#### [QUESTIONS TO ANSWER]
1. According to the Soyuz spacecraft fact sheet, what was the launch mass of the spacecraft?
2. List every person named in the crew section of the Soyuz spacecraft fact sheet.
3. Extend the Soyuz spacecraft fact sheet beyond its last line.

Spacecraft properties
- Spacecraft: Soyuz 7K-ST No.15L
- Spacecraft type: Soyuz-T
- Manufacturer: Experimental Design Bureau (OKB-1)
- Launch mass: 6850 kg
- Landing mass: 2800 kg

Crew
- Crew size: 3
- Launching: Leonid Kizim Vladimir Solovyov Oleg Atkov
- Landing: Yuri Malyshev Gennadi Strekalov Rakesh Sharma
- Callsign: Mayak (Beacon)

Start of mission
- Launch date: 8 February 1984, 12:07:26 UTC
- Rocket: Soyuz-U s/n Yu15000-357
- Launch site: Baikonur, Site 31/6
- Contractor: Experimental Design Bureau (OKB-1)

Excerpts from a dataset:
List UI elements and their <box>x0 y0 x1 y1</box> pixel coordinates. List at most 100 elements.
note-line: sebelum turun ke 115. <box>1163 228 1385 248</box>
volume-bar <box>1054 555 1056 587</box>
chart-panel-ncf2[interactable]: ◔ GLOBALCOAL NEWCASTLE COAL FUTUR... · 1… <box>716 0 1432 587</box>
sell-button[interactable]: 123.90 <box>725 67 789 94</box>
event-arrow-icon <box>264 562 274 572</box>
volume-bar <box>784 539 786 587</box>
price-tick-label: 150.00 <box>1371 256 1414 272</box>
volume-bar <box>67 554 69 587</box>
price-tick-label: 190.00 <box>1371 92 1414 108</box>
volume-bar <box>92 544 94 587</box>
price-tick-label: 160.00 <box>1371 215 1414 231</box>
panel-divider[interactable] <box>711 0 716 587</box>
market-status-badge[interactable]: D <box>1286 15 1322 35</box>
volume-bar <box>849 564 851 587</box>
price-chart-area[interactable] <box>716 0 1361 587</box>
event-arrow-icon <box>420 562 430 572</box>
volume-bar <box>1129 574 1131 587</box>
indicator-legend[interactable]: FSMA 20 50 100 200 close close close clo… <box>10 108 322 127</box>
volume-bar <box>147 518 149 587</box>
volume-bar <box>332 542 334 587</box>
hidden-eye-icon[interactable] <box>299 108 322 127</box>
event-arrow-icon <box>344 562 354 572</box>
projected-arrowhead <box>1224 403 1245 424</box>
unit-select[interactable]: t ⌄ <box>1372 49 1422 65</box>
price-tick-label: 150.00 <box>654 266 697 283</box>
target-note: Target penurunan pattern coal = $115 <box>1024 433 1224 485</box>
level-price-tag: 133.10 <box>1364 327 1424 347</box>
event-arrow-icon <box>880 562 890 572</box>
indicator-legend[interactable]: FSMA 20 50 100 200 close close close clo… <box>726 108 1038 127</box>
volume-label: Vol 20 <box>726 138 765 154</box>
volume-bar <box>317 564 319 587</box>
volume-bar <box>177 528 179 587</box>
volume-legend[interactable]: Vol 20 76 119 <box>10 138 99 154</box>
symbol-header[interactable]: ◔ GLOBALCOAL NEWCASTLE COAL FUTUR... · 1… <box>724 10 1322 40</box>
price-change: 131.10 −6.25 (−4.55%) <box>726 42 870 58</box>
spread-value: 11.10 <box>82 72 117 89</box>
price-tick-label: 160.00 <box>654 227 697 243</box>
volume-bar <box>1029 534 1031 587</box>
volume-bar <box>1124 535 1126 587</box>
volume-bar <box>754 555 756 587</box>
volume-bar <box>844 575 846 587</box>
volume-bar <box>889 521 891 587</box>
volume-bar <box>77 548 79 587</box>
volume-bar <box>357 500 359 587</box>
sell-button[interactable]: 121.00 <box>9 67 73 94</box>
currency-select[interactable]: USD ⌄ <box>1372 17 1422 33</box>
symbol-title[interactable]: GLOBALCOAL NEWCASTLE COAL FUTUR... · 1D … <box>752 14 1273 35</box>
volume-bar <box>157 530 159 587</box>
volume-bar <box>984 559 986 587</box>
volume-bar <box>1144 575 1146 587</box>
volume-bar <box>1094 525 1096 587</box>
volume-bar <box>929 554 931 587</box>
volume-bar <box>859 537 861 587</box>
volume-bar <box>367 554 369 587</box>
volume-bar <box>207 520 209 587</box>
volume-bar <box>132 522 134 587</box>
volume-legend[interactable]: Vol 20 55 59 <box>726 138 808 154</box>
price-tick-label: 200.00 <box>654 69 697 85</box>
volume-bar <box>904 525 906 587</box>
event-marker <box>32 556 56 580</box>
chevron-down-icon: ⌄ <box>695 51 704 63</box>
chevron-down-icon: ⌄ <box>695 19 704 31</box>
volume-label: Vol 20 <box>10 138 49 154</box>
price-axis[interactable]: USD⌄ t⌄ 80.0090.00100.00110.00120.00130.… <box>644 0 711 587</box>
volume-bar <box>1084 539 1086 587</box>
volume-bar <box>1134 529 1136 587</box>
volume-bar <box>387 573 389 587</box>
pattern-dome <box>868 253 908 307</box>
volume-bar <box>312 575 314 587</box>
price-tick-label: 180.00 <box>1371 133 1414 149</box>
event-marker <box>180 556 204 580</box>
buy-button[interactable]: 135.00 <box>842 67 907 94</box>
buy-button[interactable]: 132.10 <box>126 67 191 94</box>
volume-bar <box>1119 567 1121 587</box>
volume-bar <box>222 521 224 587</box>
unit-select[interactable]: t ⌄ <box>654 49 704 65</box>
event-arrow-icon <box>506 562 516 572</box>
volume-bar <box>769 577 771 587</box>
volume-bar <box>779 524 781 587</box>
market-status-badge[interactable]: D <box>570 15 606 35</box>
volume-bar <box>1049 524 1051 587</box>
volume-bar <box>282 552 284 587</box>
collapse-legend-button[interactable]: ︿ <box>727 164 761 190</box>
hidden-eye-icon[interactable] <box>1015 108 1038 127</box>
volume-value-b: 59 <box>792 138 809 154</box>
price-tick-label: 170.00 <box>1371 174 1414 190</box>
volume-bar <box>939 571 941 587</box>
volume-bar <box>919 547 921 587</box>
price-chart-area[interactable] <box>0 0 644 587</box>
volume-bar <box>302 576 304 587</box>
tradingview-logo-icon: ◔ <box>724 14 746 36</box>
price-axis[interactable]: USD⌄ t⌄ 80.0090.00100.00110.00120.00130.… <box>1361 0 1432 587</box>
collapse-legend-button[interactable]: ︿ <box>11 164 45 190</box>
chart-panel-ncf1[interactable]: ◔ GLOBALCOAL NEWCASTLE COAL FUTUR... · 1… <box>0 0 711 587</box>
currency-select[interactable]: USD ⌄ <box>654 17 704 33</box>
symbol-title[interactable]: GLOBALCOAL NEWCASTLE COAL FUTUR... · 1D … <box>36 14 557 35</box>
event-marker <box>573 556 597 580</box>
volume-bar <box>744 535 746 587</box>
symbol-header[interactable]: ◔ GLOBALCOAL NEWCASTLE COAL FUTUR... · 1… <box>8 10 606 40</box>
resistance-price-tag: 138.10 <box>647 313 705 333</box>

#### [ANSWER SET]
1. 6850 kg

2. Leonid Kizim, Vladimir Solovyov, Oleg Atkov, Yuri Malyshev, Gennadi Strekalov, Rakesh Sharma

3.
End of mission
- Landing date: 11 April 1984, 10:48:48 UTC
- Landing site: 160 km at the east of Dzhezkazgan, Kazakhstan

Orbital parameters
- Reference system: Geocentric orbit
- Regime: Low Earth orbit
- Perigee altitude: 199.0 km
- Apogee altitude: 219.0 km
- Inclination: 51.6°
- Period: 88.7 minutes

Docking with Salyut 7
- Docking date: 13 April 1984

= Soyuz T-10 =

1984 Soviet crewed spaceflight to Salyut 7

Soyuz T-10 was the fifth expedition to the Salyut 7 space station. It entered a darkened and empty station because of the loss of Soyuz T-10a. It was visited by the sixth and seventh expeditions. During the course of the cosmonauts stay, three extravehicular activities took place to repair a fuel line.

During their multiple spacewalks to perform maintenance on the station, the crew set a record for spacewalk hours.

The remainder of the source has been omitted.